Information shown

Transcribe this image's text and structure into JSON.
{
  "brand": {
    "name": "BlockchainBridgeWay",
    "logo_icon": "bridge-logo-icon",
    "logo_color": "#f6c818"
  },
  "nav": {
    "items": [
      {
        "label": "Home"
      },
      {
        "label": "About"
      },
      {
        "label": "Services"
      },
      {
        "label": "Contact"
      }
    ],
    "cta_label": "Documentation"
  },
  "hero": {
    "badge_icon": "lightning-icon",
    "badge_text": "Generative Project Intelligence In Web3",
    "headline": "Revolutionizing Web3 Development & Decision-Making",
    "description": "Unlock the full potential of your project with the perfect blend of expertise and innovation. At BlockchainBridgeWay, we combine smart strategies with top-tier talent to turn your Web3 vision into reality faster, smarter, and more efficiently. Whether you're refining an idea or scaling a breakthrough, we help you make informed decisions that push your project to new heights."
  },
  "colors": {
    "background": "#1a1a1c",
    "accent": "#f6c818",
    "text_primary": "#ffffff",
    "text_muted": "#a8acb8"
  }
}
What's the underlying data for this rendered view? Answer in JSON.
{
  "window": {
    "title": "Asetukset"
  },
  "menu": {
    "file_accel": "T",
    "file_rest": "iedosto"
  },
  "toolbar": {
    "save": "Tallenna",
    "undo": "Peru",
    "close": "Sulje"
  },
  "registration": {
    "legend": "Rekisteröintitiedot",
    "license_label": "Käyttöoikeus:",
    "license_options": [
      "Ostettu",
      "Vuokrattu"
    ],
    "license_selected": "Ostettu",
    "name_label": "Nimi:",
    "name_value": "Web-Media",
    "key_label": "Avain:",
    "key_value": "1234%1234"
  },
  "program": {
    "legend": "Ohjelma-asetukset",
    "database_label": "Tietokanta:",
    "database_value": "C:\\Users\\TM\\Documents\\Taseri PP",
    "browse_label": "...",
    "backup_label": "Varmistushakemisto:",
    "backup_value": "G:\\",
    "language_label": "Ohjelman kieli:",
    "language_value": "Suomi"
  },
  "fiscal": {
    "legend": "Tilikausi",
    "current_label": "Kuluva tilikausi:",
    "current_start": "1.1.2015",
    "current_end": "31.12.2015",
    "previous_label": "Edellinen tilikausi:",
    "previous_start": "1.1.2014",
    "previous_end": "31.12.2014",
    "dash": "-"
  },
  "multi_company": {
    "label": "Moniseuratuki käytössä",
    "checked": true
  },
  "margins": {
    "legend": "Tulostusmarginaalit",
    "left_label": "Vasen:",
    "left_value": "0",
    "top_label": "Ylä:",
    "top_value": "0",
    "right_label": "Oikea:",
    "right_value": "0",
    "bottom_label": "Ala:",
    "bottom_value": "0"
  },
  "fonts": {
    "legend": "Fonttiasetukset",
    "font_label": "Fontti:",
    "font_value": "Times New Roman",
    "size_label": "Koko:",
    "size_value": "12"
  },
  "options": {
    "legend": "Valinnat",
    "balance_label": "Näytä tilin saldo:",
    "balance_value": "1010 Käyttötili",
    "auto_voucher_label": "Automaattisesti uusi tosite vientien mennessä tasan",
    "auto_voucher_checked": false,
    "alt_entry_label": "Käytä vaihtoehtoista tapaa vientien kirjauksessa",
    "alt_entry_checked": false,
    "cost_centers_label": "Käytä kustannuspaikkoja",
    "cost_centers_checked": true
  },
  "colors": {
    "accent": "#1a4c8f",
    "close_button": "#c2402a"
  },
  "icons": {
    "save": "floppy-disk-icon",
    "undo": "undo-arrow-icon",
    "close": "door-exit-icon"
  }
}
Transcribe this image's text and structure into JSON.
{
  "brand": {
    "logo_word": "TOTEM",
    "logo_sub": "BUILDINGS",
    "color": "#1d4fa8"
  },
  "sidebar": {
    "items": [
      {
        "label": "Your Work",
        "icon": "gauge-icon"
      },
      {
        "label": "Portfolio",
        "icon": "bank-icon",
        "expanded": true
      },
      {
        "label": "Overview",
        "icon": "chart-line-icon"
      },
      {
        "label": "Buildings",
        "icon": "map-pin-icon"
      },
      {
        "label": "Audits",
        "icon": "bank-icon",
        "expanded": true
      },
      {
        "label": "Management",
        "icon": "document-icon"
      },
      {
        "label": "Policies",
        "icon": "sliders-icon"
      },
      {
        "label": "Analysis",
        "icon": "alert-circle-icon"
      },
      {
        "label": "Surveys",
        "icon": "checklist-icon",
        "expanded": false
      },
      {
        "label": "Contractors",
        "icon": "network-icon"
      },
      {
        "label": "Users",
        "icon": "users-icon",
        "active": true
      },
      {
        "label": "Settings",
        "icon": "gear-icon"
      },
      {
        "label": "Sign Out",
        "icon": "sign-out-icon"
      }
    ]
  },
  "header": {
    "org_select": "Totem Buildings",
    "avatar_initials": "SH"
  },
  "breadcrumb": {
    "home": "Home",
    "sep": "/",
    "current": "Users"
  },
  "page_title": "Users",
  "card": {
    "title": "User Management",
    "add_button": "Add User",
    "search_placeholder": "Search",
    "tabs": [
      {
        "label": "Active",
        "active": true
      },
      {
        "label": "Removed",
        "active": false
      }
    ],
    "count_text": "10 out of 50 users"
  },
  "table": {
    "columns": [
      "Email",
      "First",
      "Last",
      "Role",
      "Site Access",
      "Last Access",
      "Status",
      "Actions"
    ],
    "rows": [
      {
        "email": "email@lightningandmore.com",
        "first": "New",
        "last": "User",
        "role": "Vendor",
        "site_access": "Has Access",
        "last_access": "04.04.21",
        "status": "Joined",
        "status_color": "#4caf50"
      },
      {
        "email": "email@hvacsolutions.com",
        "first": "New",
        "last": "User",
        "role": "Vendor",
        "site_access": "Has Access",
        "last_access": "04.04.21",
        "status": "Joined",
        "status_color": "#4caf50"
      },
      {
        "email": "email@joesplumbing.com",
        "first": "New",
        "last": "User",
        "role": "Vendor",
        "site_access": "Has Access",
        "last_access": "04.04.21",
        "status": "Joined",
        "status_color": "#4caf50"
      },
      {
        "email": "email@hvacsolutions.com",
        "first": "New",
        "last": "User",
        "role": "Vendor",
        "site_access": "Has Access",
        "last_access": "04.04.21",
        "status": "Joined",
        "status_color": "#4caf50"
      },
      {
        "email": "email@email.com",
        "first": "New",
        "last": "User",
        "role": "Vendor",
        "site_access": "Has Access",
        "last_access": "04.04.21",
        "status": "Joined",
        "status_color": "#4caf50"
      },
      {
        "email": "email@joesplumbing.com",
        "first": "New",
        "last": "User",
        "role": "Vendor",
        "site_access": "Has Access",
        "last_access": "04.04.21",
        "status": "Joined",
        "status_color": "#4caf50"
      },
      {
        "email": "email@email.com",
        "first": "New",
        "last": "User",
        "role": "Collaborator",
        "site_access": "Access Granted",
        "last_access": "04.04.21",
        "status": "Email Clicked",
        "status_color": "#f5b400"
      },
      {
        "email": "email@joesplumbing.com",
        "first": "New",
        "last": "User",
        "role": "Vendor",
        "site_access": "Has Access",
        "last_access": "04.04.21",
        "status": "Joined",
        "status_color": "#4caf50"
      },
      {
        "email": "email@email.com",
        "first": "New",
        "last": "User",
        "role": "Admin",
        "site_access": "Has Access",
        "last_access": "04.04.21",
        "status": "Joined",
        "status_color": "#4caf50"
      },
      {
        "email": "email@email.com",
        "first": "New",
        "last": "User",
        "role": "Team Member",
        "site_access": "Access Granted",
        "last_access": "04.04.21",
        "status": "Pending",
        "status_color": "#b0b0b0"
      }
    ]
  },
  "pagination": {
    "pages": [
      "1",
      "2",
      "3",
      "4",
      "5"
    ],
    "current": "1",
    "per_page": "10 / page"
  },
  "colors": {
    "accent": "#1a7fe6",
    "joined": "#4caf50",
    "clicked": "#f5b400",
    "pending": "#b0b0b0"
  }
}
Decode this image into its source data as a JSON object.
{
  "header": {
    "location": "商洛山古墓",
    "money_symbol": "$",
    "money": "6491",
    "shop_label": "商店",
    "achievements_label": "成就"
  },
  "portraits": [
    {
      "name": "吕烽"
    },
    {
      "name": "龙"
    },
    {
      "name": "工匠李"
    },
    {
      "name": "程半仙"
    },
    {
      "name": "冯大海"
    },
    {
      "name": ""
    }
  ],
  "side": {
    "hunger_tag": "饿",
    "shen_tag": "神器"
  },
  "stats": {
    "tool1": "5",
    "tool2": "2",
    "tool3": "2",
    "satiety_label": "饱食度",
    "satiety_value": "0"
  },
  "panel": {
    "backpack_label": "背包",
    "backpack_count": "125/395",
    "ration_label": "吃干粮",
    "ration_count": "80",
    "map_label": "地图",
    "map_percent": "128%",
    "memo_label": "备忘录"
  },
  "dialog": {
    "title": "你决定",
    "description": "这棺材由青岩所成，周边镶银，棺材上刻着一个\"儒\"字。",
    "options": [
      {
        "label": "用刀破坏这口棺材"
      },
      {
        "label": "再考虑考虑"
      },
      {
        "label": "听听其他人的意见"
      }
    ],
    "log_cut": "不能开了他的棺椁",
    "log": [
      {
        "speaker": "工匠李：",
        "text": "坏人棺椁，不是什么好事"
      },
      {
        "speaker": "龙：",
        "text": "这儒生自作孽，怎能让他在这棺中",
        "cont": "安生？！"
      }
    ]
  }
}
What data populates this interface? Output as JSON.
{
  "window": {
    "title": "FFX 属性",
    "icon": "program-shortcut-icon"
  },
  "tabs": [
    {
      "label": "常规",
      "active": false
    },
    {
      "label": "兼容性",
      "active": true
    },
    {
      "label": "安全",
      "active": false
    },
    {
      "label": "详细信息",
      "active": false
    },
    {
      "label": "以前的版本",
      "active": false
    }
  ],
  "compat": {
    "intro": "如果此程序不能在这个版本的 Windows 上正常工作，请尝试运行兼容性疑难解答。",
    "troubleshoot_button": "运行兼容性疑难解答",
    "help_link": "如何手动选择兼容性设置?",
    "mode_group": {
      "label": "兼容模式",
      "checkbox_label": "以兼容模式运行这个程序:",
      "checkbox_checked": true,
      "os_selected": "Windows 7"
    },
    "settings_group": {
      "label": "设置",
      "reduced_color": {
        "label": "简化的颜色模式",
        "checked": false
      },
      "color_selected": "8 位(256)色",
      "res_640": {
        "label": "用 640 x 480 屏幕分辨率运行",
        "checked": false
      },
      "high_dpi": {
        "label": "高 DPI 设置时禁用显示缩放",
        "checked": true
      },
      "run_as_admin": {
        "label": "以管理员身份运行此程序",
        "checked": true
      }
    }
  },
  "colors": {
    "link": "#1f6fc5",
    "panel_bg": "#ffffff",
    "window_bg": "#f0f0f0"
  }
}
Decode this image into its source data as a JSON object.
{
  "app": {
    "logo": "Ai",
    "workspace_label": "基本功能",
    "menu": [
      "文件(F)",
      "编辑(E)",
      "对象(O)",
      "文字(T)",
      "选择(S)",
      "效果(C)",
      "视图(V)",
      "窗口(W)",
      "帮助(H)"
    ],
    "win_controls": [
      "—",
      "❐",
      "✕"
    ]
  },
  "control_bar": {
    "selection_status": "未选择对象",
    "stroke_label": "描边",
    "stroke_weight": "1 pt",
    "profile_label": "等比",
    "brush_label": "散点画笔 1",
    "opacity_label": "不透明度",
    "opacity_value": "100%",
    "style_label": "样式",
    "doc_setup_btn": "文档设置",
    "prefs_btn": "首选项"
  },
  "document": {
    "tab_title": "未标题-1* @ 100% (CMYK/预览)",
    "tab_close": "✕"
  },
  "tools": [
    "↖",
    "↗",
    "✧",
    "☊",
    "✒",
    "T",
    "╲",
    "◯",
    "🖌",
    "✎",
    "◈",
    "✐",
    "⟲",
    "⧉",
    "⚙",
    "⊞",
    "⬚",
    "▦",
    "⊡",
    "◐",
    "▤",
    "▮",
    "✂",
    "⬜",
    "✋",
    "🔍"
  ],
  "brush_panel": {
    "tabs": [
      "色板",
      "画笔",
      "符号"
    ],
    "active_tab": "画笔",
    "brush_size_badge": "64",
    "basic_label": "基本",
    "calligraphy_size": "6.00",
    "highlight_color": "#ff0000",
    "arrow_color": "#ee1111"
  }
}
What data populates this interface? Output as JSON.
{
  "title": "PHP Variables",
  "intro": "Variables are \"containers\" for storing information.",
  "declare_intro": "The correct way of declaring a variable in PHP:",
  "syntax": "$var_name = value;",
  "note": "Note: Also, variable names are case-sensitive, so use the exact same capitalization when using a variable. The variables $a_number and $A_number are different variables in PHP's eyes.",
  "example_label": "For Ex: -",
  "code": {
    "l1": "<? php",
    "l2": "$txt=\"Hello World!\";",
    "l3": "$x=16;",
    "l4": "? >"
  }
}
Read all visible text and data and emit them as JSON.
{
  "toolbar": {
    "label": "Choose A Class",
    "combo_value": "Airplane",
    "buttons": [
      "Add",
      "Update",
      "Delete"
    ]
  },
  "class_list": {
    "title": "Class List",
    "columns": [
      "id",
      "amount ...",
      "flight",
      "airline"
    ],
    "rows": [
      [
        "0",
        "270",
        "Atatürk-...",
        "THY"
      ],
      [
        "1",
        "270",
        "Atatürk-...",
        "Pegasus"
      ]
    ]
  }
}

Exercise directions
The line containing "Read all visible" and every line after it, through the end of the records, should be repeated exactly and alone.

Result of the exercise
Read all visible text and data and emit them as JSON.
{
  "toolbar": {
    "label": "Choose A Class",
    "combo_value": "Airplane",
    "buttons": [
      "Add",
      "Update",
      "Delete"
    ]
  },
  "class_list": {
    "title": "Class List",
    "columns": [
      "id",
      "amount ...",
      "flight",
      "airline"
    ],
    "rows": [
      [
        "0",
        "270",
        "Atatürk-...",
        "THY"
      ],
      [
        "1",
        "270",
        "Atatürk-...",
        "Pegasus"
      ]
    ]
  }
}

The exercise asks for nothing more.